### Job
Without including any images, reproduce each entry exactly.

========

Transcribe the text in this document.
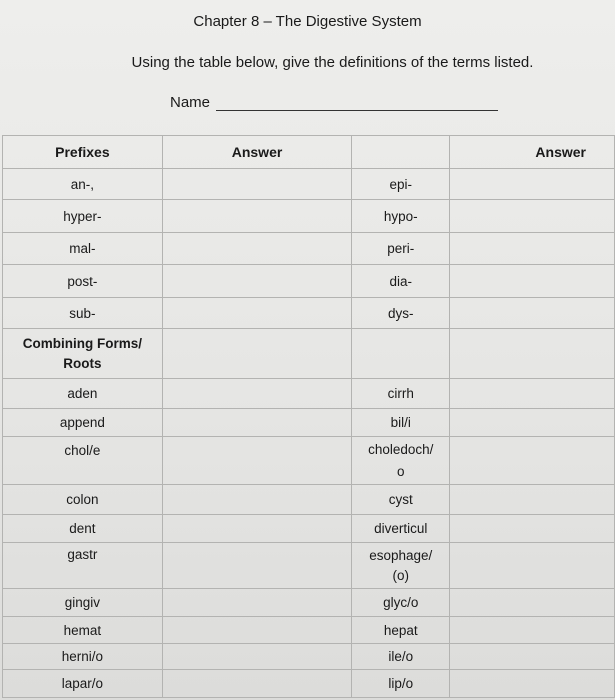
Chapter 8 – The Digestive System
Using the table below, give the definitions of the terms listed.
Name
Prefixes	Answer		Answer
an-,		epi-	
hyper-		hypo-	
mal-		peri-	
post-		dia-	
sub-		dys-	

Combining Forms/
Roots			

aden		cirrh	
append		bil/i	
chol/e		choledoch/
o	

colon		cyst	
dent		diverticul	
gastr		esophage/
(o)	

gingiv		glyc/o	
hemat		hepat	
herni/o		ile/o	
lapar/o		lip/o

========

### Task response
Transcribe the text in this document.
Chapter 8 – The Digestive System
Using the table below, give the definitions of the terms listed.
Name
Prefixes	Answer		Answer
an-,		epi-	
hyper-		hypo-	
mal-		peri-	
post-		dia-	
sub-		dys-	

Combining Forms/
Roots			

aden		cirrh	
append		bil/i	
chol/e		choledoch/
o	

colon		cyst	
dent		diverticul	
gastr		esophage/
(o)	

gingiv		glyc/o	
hemat		hepat	
herni/o		ile/o	
lapar/o		lip/o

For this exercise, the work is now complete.